[Extracted records]
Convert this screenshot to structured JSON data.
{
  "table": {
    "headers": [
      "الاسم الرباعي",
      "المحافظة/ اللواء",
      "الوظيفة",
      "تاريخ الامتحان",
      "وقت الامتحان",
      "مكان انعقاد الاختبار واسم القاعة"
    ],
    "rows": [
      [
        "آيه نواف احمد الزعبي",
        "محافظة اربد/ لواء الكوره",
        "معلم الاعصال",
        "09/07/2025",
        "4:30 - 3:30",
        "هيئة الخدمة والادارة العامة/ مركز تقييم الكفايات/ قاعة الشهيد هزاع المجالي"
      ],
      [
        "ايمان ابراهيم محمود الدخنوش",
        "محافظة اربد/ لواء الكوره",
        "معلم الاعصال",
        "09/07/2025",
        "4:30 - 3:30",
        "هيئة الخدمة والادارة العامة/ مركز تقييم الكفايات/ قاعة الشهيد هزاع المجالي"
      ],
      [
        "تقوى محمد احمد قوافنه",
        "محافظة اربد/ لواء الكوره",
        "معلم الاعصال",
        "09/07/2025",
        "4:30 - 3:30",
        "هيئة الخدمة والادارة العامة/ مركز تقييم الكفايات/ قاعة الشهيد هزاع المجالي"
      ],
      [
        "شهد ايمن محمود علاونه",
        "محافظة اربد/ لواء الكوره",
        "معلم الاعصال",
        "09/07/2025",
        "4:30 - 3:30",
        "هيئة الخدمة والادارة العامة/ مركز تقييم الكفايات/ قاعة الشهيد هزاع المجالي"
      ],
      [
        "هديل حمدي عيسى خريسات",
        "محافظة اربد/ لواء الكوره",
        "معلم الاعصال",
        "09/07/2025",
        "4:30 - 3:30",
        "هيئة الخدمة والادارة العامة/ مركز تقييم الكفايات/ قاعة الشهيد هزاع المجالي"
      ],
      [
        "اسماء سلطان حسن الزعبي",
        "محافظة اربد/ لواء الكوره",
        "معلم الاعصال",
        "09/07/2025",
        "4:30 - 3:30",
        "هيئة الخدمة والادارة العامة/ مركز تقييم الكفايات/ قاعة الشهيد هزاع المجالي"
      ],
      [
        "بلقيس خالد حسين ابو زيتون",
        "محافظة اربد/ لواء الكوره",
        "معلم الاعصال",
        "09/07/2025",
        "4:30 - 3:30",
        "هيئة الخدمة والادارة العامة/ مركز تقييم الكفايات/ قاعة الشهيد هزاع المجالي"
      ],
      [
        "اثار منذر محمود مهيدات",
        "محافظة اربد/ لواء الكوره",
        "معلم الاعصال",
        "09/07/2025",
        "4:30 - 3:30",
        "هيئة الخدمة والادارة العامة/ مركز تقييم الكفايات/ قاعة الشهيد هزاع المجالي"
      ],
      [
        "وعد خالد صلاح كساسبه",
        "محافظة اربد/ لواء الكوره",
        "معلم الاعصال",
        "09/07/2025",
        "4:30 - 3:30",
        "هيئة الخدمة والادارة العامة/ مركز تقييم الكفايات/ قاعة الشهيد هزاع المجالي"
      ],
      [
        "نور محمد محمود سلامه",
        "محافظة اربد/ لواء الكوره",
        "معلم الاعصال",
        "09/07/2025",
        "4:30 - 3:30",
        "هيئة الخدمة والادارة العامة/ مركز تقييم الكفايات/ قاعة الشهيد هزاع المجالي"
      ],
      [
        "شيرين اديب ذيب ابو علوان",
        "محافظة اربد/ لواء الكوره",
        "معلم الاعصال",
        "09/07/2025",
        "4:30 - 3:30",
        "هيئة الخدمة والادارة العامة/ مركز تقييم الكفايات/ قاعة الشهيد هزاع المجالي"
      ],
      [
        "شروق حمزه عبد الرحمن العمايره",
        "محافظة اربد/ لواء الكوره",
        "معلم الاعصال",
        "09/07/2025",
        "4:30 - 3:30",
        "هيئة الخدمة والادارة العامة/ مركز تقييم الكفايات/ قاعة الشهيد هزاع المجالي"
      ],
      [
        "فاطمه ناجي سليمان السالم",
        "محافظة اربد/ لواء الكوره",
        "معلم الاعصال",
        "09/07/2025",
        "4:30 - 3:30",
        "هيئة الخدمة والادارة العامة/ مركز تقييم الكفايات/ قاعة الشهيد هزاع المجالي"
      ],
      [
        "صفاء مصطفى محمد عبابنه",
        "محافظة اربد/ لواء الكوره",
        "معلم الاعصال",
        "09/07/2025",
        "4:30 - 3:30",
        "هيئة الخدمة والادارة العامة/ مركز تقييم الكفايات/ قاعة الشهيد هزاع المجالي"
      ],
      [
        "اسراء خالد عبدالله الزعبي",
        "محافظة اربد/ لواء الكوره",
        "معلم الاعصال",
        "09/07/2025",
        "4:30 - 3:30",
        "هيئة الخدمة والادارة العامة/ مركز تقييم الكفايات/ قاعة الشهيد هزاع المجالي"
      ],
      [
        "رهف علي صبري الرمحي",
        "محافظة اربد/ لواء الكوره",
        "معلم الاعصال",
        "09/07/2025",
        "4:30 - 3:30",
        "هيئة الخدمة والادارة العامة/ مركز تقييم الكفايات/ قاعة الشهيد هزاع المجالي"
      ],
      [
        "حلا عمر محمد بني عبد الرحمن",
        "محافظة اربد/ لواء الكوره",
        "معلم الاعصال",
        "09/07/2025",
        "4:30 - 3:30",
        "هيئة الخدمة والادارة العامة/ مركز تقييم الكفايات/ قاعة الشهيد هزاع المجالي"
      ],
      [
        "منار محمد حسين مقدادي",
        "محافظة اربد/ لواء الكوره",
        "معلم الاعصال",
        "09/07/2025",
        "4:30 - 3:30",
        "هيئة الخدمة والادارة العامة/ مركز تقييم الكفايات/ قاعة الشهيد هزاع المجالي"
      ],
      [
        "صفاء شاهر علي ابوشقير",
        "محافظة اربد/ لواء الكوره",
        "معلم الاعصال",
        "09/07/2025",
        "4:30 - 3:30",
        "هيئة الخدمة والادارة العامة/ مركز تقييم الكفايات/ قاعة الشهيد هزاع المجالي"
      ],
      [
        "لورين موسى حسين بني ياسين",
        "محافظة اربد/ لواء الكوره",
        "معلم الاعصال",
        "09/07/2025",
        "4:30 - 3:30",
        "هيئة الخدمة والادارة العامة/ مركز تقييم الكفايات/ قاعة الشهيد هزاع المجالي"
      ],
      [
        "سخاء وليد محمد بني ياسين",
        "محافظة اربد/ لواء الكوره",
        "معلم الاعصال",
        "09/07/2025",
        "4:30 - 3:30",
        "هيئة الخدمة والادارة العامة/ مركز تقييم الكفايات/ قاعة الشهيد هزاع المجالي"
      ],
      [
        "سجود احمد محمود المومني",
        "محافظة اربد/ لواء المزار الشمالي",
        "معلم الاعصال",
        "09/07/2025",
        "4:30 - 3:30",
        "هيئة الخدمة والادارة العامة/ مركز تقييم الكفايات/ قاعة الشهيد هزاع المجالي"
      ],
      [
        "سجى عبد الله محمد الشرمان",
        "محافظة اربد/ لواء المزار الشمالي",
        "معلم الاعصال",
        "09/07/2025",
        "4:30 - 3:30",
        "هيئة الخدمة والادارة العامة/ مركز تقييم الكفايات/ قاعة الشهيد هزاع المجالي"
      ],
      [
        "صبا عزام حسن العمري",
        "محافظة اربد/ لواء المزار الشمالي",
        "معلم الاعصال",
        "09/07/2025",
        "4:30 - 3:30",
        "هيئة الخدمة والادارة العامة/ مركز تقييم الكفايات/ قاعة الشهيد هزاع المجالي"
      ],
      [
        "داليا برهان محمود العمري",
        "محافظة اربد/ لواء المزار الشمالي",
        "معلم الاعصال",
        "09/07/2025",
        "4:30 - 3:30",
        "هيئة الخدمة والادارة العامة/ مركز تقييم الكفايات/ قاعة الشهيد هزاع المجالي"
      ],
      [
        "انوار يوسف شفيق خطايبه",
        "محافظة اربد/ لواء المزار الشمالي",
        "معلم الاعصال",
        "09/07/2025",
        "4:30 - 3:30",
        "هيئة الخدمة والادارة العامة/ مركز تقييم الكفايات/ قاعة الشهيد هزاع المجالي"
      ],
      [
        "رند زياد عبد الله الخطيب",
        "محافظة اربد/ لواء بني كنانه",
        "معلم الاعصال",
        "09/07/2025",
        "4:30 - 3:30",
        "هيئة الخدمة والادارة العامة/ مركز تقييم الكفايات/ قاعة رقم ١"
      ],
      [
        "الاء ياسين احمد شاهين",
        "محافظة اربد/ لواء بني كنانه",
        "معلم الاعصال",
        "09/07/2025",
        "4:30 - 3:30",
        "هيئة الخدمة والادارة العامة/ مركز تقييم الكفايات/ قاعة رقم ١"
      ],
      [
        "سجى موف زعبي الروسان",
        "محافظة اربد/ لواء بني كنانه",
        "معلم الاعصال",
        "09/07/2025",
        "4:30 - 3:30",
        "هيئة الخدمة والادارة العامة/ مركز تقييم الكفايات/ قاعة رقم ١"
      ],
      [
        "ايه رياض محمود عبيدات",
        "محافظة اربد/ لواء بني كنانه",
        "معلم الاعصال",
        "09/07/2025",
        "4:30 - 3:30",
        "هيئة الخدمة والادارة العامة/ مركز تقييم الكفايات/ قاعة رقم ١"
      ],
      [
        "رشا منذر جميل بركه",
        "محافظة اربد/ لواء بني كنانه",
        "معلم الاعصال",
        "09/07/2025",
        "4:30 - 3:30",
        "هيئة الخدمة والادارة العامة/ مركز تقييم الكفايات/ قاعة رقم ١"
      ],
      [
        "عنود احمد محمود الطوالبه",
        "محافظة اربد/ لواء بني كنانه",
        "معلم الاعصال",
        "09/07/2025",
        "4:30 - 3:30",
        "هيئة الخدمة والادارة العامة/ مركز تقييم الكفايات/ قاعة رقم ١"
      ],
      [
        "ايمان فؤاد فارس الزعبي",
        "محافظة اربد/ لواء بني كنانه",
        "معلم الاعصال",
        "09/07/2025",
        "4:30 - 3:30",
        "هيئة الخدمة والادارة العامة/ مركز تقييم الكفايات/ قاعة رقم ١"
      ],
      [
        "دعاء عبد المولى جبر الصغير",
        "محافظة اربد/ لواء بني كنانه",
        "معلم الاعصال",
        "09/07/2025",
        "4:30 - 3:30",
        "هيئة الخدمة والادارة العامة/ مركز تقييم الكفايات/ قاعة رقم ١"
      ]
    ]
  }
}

Task directions: Give the number of lines in the listing above that contain "الرحمن", and nothing else.

Correct response: 2